## Provided records

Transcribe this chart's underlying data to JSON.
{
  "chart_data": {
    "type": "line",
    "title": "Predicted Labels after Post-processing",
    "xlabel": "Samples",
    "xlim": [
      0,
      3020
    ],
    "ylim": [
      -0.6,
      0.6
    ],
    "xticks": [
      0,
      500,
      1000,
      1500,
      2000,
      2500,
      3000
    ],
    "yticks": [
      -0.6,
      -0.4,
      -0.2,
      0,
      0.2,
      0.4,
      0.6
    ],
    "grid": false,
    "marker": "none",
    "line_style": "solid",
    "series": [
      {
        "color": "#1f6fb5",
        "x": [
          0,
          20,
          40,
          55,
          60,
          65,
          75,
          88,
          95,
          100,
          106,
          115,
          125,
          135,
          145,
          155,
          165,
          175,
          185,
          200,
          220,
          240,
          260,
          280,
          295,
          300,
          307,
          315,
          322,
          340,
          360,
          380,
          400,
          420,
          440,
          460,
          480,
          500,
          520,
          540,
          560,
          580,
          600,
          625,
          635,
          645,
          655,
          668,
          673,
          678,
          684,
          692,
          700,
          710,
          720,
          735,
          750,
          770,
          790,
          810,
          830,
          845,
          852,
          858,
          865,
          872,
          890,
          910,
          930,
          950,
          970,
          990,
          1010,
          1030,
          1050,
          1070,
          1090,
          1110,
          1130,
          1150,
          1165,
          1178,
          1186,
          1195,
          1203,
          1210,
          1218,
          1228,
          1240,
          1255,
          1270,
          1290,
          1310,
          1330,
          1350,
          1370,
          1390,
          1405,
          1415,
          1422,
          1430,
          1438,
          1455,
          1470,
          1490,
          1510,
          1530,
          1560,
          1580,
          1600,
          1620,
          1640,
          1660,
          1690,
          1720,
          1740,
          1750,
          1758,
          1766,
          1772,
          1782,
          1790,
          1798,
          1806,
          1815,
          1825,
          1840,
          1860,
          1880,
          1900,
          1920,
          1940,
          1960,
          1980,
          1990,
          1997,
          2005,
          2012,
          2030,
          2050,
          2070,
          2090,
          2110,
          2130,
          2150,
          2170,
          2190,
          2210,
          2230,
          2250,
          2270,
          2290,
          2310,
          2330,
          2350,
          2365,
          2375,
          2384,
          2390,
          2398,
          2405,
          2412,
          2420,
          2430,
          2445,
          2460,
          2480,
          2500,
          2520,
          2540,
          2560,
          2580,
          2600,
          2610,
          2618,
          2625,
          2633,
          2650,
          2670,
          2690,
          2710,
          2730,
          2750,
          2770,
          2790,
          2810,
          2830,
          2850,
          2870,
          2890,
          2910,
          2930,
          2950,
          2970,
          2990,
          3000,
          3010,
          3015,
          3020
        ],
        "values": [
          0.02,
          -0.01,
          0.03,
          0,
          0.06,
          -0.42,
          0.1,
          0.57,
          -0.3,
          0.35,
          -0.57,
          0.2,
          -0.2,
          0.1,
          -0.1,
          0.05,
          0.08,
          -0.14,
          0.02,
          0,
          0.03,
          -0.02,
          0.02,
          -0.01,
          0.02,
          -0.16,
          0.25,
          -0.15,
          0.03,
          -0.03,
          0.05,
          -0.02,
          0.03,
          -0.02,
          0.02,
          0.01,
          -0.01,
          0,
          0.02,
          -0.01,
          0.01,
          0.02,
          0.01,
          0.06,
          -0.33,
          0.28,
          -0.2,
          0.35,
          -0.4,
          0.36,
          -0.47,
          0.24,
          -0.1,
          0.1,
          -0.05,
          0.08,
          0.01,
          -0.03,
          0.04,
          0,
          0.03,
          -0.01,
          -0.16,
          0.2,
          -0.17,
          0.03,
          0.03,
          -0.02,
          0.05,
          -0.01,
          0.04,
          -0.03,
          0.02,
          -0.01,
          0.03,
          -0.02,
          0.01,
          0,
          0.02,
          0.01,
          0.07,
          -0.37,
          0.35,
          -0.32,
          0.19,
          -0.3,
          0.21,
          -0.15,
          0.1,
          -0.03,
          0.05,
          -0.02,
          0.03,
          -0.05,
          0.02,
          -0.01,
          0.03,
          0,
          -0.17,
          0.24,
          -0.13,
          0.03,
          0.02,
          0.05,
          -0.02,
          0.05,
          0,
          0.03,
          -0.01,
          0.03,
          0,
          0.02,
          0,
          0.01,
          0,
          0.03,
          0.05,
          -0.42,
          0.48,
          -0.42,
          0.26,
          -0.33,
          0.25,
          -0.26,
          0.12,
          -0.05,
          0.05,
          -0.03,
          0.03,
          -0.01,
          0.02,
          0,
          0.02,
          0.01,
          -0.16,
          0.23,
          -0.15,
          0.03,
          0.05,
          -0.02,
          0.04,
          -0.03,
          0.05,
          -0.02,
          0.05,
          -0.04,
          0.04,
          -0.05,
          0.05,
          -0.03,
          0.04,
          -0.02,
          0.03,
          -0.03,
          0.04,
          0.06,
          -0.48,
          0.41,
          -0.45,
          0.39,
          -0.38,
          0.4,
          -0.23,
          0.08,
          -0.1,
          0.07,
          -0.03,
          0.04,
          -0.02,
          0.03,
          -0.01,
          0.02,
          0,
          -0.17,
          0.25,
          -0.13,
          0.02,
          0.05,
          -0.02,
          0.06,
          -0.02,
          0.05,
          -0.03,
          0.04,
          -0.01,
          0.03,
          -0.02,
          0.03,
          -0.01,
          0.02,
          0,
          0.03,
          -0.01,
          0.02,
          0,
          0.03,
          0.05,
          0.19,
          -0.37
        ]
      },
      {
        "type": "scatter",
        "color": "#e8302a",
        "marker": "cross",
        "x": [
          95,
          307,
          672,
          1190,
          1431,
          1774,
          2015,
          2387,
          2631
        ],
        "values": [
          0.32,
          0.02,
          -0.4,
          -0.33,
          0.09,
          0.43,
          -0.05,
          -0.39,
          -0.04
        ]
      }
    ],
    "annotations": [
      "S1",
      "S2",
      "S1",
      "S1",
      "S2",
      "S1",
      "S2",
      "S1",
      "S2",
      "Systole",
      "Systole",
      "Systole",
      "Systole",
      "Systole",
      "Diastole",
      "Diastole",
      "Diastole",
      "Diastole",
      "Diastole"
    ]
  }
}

## Stated exercise
Copy the material above, line for line.

## Task solution
Transcribe this chart's underlying data to JSON.
{
  "chart_data": {
    "type": "line",
    "title": "Predicted Labels after Post-processing",
    "xlabel": "Samples",
    "xlim": [
      0,
      3020
    ],
    "ylim": [
      -0.6,
      0.6
    ],
    "xticks": [
      0,
      500,
      1000,
      1500,
      2000,
      2500,
      3000
    ],
    "yticks": [
      -0.6,
      -0.4,
      -0.2,
      0,
      0.2,
      0.4,
      0.6
    ],
    "grid": false,
    "marker": "none",
    "line_style": "solid",
    "series": [
      {
        "color": "#1f6fb5",
        "x": [
          0,
          20,
          40,
          55,
          60,
          65,
          75,
          88,
          95,
          100,
          106,
          115,
          125,
          135,
          145,
          155,
          165,
          175,
          185,
          200,
          220,
          240,
          260,
          280,
          295,
          300,
          307,
          315,
          322,
          340,
          360,
          380,
          400,
          420,
          440,
          460,
          480,
          500,
          520,
          540,
          560,
          580,
          600,
          625,
          635,
          645,
          655,
          668,
          673,
          678,
          684,
          692,
          700,
          710,
          720,
          735,
          750,
          770,
          790,
          810,
          830,
          845,
          852,
          858,
          865,
          872,
          890,
          910,
          930,
          950,
          970,
          990,
          1010,
          1030,
          1050,
          1070,
          1090,
          1110,
          1130,
          1150,
          1165,
          1178,
          1186,
          1195,
          1203,
          1210,
          1218,
          1228,
          1240,
          1255,
          1270,
          1290,
          1310,
          1330,
          1350,
          1370,
          1390,
          1405,
          1415,
          1422,
          1430,
          1438,
          1455,
          1470,
          1490,
          1510,
          1530,
          1560,
          1580,
          1600,
          1620,
          1640,
          1660,
          1690,
          1720,
          1740,
          1750,
          1758,
          1766,
          1772,
          1782,
          1790,
          1798,
          1806,
          1815,
          1825,
          1840,
          1860,
          1880,
          1900,
          1920,
          1940,
          1960,
          1980,
          1990,
          1997,
          2005,
          2012,
          2030,
          2050,
          2070,
          2090,
          2110,
          2130,
          2150,
          2170,
          2190,
          2210,
          2230,
          2250,
          2270,
          2290,
          2310,
          2330,
          2350,
          2365,
          2375,
          2384,
          2390,
          2398,
          2405,
          2412,
          2420,
          2430,
          2445,
          2460,
          2480,
          2500,
          2520,
          2540,
          2560,
          2580,
          2600,
          2610,
          2618,
          2625,
          2633,
          2650,
          2670,
          2690,
          2710,
          2730,
          2750,
          2770,
          2790,
          2810,
          2830,
          2850,
          2870,
          2890,
          2910,
          2930,
          2950,
          2970,
          2990,
          3000,
          3010,
          3015,
          3020
        ],
        "values": [
          0.02,
          -0.01,
          0.03,
          0,
          0.06,
          -0.42,
          0.1,
          0.57,
          -0.3,
          0.35,
          -0.57,
          0.2,
          -0.2,
          0.1,
          -0.1,
          0.05,
          0.08,
          -0.14,
          0.02,
          0,
          0.03,
          -0.02,
          0.02,
          -0.01,
          0.02,
          -0.16,
          0.25,
          -0.15,
          0.03,
          -0.03,
          0.05,
          -0.02,
          0.03,
          -0.02,
          0.02,
          0.01,
          -0.01,
          0,
          0.02,
          -0.01,
          0.01,
          0.02,
          0.01,
          0.06,
          -0.33,
          0.28,
          -0.2,
          0.35,
          -0.4,
          0.36,
          -0.47,
          0.24,
          -0.1,
          0.1,
          -0.05,
          0.08,
          0.01,
          -0.03,
          0.04,
          0,
          0.03,
          -0.01,
          -0.16,
          0.2,
          -0.17,
          0.03,
          0.03,
          -0.02,
          0.05,
          -0.01,
          0.04,
          -0.03,
          0.02,
          -0.01,
          0.03,
          -0.02,
          0.01,
          0,
          0.02,
          0.01,
          0.07,
          -0.37,
          0.35,
          -0.32,
          0.19,
          -0.3,
          0.21,
          -0.15,
          0.1,
          -0.03,
          0.05,
          -0.02,
          0.03,
          -0.05,
          0.02,
          -0.01,
          0.03,
          0,
          -0.17,
          0.24,
          -0.13,
          0.03,
          0.02,
          0.05,
          -0.02,
          0.05,
          0,
          0.03,
          -0.01,
          0.03,
          0,
          0.02,
          0,
          0.01,
          0,
          0.03,
          0.05,
          -0.42,
          0.48,
          -0.42,
          0.26,
          -0.33,
          0.25,
          -0.26,
          0.12,
          -0.05,
          0.05,
          -0.03,
          0.03,
          -0.01,
          0.02,
          0,
          0.02,
          0.01,
          -0.16,
          0.23,
          -0.15,
          0.03,
          0.05,
          -0.02,
          0.04,
          -0.03,
          0.05,
          -0.02,
          0.05,
          -0.04,
          0.04,
          -0.05,
          0.05,
          -0.03,
          0.04,
          -0.02,
          0.03,
          -0.03,
          0.04,
          0.06,
          -0.48,
          0.41,
          -0.45,
          0.39,
          -0.38,
          0.4,
          -0.23,
          0.08,
          -0.1,
          0.07,
          -0.03,
          0.04,
          -0.02,
          0.03,
          -0.01,
          0.02,
          0,
          -0.17,
          0.25,
          -0.13,
          0.02,
          0.05,
          -0.02,
          0.06,
          -0.02,
          0.05,
          -0.03,
          0.04,
          -0.01,
          0.03,
          -0.02,
          0.03,
          -0.01,
          0.02,
          0,
          0.03,
          -0.01,
          0.02,
          0,
          0.03,
          0.05,
          0.19,
          -0.37
        ]
      },
      {
        "type": "scatter",
        "color": "#e8302a",
        "marker": "cross",
        "x": [
          95,
          307,
          672,
          1190,
          1431,
          1774,
          2015,
          2387,
          2631
        ],
        "values": [
          0.32,
          0.02,
          -0.4,
          -0.33,
          0.09,
          0.43,
          -0.05,
          -0.39,
          -0.04
        ]
      }
    ],
    "annotations": [
      "S1",
      "S2",
      "S1",
      "S1",
      "S2",
      "S1",
      "S2",
      "S1",
      "S2",
      "Systole",
      "Systole",
      "Systole",
      "Systole",
      "Systole",
      "Diastole",
      "Diastole",
      "Diastole",
      "Diastole",
      "Diastole"
    ]
  }
}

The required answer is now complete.